• The exercise:
Find the lines of data that contain the string "múltiplas", then list them.

• Information provided:
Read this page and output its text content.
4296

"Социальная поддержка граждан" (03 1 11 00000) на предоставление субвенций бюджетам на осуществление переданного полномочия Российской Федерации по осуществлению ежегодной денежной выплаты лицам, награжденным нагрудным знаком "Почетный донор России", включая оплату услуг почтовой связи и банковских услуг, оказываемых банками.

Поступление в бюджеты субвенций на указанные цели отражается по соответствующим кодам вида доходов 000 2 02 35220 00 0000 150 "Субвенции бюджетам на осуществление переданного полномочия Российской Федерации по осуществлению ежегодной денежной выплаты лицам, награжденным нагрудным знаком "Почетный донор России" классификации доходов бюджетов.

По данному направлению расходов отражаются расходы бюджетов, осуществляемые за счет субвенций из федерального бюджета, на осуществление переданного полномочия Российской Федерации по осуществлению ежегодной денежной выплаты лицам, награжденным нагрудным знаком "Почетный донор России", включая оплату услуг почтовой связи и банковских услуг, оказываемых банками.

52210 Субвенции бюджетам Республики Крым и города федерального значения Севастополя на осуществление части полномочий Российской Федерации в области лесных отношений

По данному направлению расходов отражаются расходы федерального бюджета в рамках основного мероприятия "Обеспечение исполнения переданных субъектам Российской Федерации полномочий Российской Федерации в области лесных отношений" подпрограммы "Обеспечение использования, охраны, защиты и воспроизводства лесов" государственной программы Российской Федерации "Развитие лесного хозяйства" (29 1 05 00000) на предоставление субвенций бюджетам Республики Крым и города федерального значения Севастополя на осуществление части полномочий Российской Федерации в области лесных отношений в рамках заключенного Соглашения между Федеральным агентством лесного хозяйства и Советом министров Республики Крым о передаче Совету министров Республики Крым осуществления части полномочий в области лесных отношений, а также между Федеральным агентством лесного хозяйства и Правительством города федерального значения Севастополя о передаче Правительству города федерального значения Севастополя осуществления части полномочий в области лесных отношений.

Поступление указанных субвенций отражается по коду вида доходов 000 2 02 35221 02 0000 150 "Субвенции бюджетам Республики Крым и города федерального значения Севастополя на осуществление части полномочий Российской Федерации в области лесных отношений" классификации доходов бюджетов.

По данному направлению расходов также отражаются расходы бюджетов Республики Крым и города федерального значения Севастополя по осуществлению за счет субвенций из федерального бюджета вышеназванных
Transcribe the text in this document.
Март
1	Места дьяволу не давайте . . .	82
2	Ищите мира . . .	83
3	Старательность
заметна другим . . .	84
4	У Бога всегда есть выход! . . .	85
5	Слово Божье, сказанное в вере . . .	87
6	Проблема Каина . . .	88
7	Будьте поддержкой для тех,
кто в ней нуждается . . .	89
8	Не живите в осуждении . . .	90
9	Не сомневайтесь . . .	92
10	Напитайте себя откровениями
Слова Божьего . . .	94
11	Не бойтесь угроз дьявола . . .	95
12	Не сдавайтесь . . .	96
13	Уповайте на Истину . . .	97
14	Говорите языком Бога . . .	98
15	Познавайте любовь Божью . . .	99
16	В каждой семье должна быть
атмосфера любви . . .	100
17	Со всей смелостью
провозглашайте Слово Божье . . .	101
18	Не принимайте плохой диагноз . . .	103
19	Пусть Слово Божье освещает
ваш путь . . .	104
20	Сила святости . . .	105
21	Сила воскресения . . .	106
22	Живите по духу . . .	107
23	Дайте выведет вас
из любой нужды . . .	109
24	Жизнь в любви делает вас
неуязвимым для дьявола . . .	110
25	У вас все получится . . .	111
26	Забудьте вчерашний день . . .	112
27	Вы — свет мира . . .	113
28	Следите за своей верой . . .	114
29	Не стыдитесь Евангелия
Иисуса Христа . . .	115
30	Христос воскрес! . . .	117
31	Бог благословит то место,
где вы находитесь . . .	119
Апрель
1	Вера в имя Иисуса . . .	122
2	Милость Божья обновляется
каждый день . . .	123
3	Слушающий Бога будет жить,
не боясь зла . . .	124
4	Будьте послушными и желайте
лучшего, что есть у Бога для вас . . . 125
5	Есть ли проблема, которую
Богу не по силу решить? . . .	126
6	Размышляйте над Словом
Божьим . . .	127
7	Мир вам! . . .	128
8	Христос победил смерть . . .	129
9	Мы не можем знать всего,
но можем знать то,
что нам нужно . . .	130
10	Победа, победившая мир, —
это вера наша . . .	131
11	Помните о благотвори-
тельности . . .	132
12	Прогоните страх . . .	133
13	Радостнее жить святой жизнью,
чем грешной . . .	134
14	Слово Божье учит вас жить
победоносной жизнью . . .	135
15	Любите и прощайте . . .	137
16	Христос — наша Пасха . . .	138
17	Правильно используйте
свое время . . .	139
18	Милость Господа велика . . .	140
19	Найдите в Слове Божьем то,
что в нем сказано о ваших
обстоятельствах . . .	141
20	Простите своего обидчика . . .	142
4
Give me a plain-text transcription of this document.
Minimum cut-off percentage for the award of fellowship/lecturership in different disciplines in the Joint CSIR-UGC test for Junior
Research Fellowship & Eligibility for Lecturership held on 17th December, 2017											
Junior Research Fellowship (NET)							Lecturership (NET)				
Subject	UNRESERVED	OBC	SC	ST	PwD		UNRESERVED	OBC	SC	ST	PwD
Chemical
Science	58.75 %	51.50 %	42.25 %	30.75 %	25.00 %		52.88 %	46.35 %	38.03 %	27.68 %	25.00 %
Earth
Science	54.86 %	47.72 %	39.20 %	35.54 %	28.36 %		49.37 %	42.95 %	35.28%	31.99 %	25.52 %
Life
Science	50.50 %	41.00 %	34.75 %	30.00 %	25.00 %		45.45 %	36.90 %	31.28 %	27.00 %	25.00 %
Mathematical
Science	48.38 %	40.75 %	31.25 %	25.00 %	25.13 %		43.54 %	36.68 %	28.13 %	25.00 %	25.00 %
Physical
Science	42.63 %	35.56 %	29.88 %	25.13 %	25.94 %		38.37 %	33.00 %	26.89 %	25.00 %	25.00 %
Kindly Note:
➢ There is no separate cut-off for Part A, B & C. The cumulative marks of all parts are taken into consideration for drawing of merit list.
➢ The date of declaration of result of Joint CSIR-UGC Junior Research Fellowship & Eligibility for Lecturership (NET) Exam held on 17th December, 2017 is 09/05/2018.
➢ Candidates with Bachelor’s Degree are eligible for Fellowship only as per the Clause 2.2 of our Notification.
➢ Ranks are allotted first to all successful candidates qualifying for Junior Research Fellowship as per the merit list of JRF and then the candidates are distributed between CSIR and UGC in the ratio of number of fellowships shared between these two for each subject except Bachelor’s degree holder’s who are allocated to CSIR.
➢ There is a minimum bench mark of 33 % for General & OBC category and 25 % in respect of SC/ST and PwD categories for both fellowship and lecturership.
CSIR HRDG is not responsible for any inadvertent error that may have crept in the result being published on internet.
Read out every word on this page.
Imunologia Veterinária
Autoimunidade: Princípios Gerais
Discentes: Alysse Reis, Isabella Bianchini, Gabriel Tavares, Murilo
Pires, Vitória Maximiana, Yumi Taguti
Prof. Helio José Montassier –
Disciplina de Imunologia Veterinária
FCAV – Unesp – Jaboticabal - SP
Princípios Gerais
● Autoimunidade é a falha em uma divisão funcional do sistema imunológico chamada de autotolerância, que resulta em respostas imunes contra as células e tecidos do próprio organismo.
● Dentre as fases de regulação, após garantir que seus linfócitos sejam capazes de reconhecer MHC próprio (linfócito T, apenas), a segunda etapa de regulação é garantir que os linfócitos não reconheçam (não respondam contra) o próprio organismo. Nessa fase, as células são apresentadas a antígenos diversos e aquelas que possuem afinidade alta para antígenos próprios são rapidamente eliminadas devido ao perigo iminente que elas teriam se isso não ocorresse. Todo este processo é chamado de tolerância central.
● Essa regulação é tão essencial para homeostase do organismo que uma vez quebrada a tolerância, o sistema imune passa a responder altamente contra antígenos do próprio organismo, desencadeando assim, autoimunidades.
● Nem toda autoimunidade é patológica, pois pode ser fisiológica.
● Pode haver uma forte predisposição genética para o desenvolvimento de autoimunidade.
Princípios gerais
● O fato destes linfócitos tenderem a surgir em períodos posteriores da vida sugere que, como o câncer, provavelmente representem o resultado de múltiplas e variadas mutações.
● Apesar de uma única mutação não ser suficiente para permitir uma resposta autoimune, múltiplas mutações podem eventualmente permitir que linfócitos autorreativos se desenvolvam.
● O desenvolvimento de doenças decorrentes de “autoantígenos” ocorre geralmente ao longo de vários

• Result of this exercise:
● O fato destes linfócitos tenderem a surgir em períodos posteriores da vida sugere que, como o câncer, provavelmente representem o resultado de múltiplas e variadas mutações.
● Apesar de uma única mutação não ser suficiente para permitir uma resposta autoimune, múltiplas mutações podem eventualmente permitir que linfócitos autorreativos se desenvolvam.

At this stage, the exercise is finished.